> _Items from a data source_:
•••••

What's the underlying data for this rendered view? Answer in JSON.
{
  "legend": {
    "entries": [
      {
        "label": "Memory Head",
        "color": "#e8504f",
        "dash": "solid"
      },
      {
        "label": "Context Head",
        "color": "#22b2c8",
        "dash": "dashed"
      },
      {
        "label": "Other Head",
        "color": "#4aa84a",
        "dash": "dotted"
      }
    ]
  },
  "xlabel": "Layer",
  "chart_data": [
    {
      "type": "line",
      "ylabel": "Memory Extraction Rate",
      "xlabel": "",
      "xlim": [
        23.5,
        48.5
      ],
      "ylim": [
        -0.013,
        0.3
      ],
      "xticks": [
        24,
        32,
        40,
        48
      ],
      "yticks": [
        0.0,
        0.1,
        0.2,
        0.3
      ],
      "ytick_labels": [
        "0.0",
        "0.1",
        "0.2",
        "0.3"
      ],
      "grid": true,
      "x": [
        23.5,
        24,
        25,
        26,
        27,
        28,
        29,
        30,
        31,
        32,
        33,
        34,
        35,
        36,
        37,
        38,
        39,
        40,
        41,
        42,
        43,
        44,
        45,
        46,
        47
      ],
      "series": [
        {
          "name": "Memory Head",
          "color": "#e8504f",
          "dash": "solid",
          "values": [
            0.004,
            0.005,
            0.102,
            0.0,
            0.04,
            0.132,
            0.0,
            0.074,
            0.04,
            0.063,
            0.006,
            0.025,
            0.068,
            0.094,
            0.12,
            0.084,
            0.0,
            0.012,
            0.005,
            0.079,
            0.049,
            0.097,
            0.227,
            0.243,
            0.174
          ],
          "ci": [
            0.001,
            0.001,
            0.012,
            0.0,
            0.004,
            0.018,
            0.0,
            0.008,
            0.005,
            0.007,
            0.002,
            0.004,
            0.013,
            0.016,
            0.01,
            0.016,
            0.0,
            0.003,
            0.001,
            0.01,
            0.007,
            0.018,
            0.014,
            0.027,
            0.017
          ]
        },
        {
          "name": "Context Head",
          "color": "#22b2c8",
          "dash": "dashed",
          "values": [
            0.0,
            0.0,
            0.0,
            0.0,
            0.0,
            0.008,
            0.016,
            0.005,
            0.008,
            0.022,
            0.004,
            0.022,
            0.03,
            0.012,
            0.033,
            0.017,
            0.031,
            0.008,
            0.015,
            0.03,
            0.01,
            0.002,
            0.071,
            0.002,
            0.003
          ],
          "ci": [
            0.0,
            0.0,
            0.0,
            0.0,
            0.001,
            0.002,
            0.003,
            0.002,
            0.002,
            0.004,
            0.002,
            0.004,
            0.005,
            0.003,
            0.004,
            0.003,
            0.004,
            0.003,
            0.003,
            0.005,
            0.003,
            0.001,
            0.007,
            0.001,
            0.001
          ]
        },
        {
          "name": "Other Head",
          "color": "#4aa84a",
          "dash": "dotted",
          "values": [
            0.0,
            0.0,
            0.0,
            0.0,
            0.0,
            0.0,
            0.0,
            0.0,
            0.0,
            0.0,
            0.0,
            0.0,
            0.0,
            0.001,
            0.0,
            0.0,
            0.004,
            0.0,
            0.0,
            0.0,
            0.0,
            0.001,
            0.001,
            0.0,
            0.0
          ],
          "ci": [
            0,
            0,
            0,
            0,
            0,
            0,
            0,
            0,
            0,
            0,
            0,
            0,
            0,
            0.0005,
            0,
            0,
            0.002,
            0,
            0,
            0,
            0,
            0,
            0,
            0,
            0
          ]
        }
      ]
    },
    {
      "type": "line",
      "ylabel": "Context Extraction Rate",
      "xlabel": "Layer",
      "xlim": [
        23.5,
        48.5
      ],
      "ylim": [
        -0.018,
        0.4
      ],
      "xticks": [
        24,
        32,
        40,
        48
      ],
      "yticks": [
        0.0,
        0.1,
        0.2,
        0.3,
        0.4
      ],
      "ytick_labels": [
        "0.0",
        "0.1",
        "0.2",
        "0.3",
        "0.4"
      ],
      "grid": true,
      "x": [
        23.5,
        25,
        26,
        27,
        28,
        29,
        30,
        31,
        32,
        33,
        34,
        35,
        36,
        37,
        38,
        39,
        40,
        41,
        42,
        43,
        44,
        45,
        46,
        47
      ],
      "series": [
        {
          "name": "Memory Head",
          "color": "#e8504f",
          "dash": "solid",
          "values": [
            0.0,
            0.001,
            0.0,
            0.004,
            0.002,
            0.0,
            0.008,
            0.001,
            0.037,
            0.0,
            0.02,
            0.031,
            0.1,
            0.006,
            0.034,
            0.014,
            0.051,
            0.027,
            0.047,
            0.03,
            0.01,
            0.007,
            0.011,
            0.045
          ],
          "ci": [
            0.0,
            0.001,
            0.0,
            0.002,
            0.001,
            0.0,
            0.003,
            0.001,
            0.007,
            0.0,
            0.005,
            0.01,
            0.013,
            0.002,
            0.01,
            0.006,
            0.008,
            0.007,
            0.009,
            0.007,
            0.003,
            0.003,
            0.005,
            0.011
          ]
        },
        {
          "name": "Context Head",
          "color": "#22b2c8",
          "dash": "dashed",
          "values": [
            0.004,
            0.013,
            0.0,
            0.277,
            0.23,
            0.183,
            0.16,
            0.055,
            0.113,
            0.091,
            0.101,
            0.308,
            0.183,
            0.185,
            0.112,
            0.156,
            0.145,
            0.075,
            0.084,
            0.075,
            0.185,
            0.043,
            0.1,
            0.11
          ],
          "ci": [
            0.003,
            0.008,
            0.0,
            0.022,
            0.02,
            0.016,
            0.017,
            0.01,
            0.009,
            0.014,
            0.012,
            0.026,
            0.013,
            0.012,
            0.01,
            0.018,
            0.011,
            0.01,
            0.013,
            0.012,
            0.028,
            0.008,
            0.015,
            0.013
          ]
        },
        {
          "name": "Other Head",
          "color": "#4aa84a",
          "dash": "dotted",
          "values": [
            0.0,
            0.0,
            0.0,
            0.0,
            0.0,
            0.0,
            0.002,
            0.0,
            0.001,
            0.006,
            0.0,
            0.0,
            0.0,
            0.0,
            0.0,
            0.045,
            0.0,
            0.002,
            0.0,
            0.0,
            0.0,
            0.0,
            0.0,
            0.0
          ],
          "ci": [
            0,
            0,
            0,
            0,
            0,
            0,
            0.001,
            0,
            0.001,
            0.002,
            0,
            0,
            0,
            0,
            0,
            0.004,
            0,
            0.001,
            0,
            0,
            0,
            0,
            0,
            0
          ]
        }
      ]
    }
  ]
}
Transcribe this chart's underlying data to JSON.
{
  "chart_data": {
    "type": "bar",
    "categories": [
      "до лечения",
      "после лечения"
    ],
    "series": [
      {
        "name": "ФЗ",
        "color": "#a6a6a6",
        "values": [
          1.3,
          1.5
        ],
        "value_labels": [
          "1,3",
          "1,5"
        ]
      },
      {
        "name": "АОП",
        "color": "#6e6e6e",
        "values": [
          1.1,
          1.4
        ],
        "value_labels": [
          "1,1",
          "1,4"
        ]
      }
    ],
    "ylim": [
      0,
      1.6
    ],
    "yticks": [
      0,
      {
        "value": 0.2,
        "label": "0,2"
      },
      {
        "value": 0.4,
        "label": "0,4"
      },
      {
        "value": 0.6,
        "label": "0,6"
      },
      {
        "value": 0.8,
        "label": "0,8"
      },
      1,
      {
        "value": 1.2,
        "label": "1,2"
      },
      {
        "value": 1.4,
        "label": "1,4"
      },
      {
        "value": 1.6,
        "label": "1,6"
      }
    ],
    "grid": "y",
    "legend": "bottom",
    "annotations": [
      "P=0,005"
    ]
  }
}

•••••

> _What is expected_: Each line above is to be repeated exactly.

> _Result of the exercise_:
What's the underlying data for this rendered view? Answer in JSON.
{
  "legend": {
    "entries": [
      {
        "label": "Memory Head",
        "color": "#e8504f",
        "dash": "solid"
      },
      {
        "label": "Context Head",
        "color": "#22b2c8",
        "dash": "dashed"
      },
      {
        "label": "Other Head",
        "color": "#4aa84a",
        "dash": "dotted"
      }
    ]
  },
  "xlabel": "Layer",
  "chart_data": [
    {
      "type": "line",
      "ylabel": "Memory Extraction Rate",
      "xlabel": "",
      "xlim": [
        23.5,
        48.5
      ],
      "ylim": [
        -0.013,
        0.3
      ],
      "xticks": [
        24,
        32,
        40,
        48
      ],
      "yticks": [
        0.0,
        0.1,
        0.2,
        0.3
      ],
      "ytick_labels": [
        "0.0",
        "0.1",
        "0.2",
        "0.3"
      ],
      "grid": true,
      "x": [
        23.5,
        24,
        25,
        26,
        27,
        28,
        29,
        30,
        31,
        32,
        33,
        34,
        35,
        36,
        37,
        38,
        39,
        40,
        41,
        42,
        43,
        44,
        45,
        46,
        47
      ],
      "series": [
        {
          "name": "Memory Head",
          "color": "#e8504f",
          "dash": "solid",
          "values": [
            0.004,
            0.005,
            0.102,
            0.0,
            0.04,
            0.132,
            0.0,
            0.074,
            0.04,
            0.063,
            0.006,
            0.025,
            0.068,
            0.094,
            0.12,
            0.084,
            0.0,
            0.012,
            0.005,
            0.079,
            0.049,
            0.097,
            0.227,
            0.243,
            0.174
          ],
          "ci": [
            0.001,
            0.001,
            0.012,
            0.0,
            0.004,
            0.018,
            0.0,
            0.008,
            0.005,
            0.007,
            0.002,
            0.004,
            0.013,
            0.016,
            0.01,
            0.016,
            0.0,
            0.003,
            0.001,
            0.01,
            0.007,
            0.018,
            0.014,
            0.027,
            0.017
          ]
        },
        {
          "name": "Context Head",
          "color": "#22b2c8",
          "dash": "dashed",
          "values": [
            0.0,
            0.0,
            0.0,
            0.0,
            0.0,
            0.008,
            0.016,
            0.005,
            0.008,
            0.022,
            0.004,
            0.022,
            0.03,
            0.012,
            0.033,
            0.017,
            0.031,
            0.008,
            0.015,
            0.03,
            0.01,
            0.002,
            0.071,
            0.002,
            0.003
          ],
          "ci": [
            0.0,
            0.0,
            0.0,
            0.0,
            0.001,
            0.002,
            0.003,
            0.002,
            0.002,
            0.004,
            0.002,
            0.004,
            0.005,
            0.003,
            0.004,
            0.003,
            0.004,
            0.003,
            0.003,
            0.005,
            0.003,
            0.001,
            0.007,
            0.001,
            0.001
          ]
        },
        {
          "name": "Other Head",
          "color": "#4aa84a",
          "dash": "dotted",
          "values": [
            0.0,
            0.0,
            0.0,
            0.0,
            0.0,
            0.0,
            0.0,
            0.0,
            0.0,
            0.0,
            0.0,
            0.0,
            0.0,
            0.001,
            0.0,
            0.0,
            0.004,
            0.0,
            0.0,
            0.0,
            0.0,
            0.001,
            0.001,
            0.0,
            0.0
          ],
          "ci": [
            0,
            0,
            0,
            0,
            0,
            0,
            0,
            0,
            0,
            0,
            0,
            0,
            0,
            0.0005,
            0,
            0,
            0.002,
            0,
            0,
            0,
            0,
            0,
            0,
            0,
            0
          ]
        }
      ]
    },
    {
      "type": "line",
      "ylabel": "Context Extraction Rate",
      "xlabel": "Layer",
      "xlim": [
        23.5,
        48.5
      ],
      "ylim": [
        -0.018,
        0.4
      ],
      "xticks": [
        24,
        32,
        40,
        48
      ],
      "yticks": [
        0.0,
        0.1,
        0.2,
        0.3,
        0.4
      ],
      "ytick_labels": [
        "0.0",
        "0.1",
        "0.2",
        "0.3",
        "0.4"
      ],
      "grid": true,
      "x": [
        23.5,
        25,
        26,
        27,
        28,
        29,
        30,
        31,
        32,
        33,
        34,
        35,
        36,
        37,
        38,
        39,
        40,
        41,
        42,
        43,
        44,
        45,
        46,
        47
      ],
      "series": [
        {
          "name": "Memory Head",
          "color": "#e8504f",
          "dash": "solid",
          "values": [
            0.0,
            0.001,
            0.0,
            0.004,
            0.002,
            0.0,
            0.008,
            0.001,
            0.037,
            0.0,
            0.02,
            0.031,
            0.1,
            0.006,
            0.034,
            0.014,
            0.051,
            0.027,
            0.047,
            0.03,
            0.01,
            0.007,
            0.011,
            0.045
          ],
          "ci": [
            0.0,
            0.001,
            0.0,
            0.002,
            0.001,
            0.0,
            0.003,
            0.001,
            0.007,
            0.0,
            0.005,
            0.01,
            0.013,
            0.002,
            0.01,
            0.006,
            0.008,
            0.007,
            0.009,
            0.007,
            0.003,
            0.003,
            0.005,
            0.011
          ]
        },
        {
          "name": "Context Head",
          "color": "#22b2c8",
          "dash": "dashed",
          "values": [
            0.004,
            0.013,
            0.0,
            0.277,
            0.23,
            0.183,
            0.16,
            0.055,
            0.113,
            0.091,
            0.101,
            0.308,
            0.183,
            0.185,
            0.112,
            0.156,
            0.145,
            0.075,
            0.084,
            0.075,
            0.185,
            0.043,
            0.1,
            0.11
          ],
          "ci": [
            0.003,
            0.008,
            0.0,
            0.022,
            0.02,
            0.016,
            0.017,
            0.01,
            0.009,
            0.014,
            0.012,
            0.026,
            0.013,
            0.012,
            0.01,
            0.018,
            0.011,
            0.01,
            0.013,
            0.012,
            0.028,
            0.008,
            0.015,
            0.013
          ]
        },
        {
          "name": "Other Head",
          "color": "#4aa84a",
          "dash": "dotted",
          "values": [
            0.0,
            0.0,
            0.0,
            0.0,
            0.0,
            0.0,
            0.002,
            0.0,
            0.001,
            0.006,
            0.0,
            0.0,
            0.0,
            0.0,
            0.0,
            0.045,
            0.0,
            0.002,
            0.0,
            0.0,
            0.0,
            0.0,
            0.0,
            0.0
          ],
          "ci": [
            0,
            0,
            0,
            0,
            0,
            0,
            0.001,
            0,
            0.001,
            0.002,
            0,
            0,
            0,
            0,
            0,
            0.004,
            0,
            0.001,
            0,
            0,
            0,
            0,
            0,
            0
          ]
        }
      ]
    }
  ]
}
Transcribe this chart's underlying data to JSON.
{
  "chart_data": {
    "type": "bar",
    "categories": [
      "до лечения",
      "после лечения"
    ],
    "series": [
      {
        "name": "ФЗ",
        "color": "#a6a6a6",
        "values": [
          1.3,
          1.5
        ],
        "value_labels": [
          "1,3",
          "1,5"
        ]
      },
      {
        "name": "АОП",
        "color": "#6e6e6e",
        "values": [
          1.1,
          1.4
        ],
        "value_labels": [
          "1,1",
          "1,4"
        ]
      }
    ],
    "ylim": [
      0,
      1.6
    ],
    "yticks": [
      0,
      {
        "value": 0.2,
        "label": "0,2"
      },
      {
        "value": 0.4,
        "label": "0,4"
      },
      {
        "value": 0.6,
        "label": "0,6"
      },
      {
        "value": 0.8,
        "label": "0,8"
      },
      1,
      {
        "value": 1.2,
        "label": "1,2"
      },
      {
        "value": 1.4,
        "label": "1,4"
      },
      {
        "value": 1.6,
        "label": "1,6"
      }
    ],
    "grid": "y",
    "legend": "bottom",
    "annotations": [
      "P=0,005"
    ]
  }
}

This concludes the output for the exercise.